### [EXERCISE GOAL]
Compute the number of lines that include the string "value", then output that number and nothing else.

### [LISTED ENTRIES]
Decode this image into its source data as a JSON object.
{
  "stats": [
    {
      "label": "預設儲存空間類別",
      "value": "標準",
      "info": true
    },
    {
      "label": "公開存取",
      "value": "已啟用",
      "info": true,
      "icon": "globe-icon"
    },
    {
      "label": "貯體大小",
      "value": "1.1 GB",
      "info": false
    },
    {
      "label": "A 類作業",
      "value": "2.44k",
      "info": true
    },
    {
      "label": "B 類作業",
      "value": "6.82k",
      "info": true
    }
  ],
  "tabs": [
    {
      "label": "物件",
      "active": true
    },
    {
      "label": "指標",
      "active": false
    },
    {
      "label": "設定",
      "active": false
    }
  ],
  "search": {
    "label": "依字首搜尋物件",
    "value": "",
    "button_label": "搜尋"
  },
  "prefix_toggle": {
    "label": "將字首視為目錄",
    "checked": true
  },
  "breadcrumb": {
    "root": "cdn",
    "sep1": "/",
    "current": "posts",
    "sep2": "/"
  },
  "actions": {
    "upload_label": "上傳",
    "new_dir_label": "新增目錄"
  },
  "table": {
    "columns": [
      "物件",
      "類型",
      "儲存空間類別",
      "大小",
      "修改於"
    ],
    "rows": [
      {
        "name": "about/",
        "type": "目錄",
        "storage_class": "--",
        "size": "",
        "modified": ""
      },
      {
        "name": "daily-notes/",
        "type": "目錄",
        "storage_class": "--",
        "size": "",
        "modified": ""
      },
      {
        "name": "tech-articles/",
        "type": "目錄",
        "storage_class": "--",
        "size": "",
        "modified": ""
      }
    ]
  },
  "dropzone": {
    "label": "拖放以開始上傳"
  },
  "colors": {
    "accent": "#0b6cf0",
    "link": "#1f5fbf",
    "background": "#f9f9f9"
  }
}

### [TASK RESPONSE]
6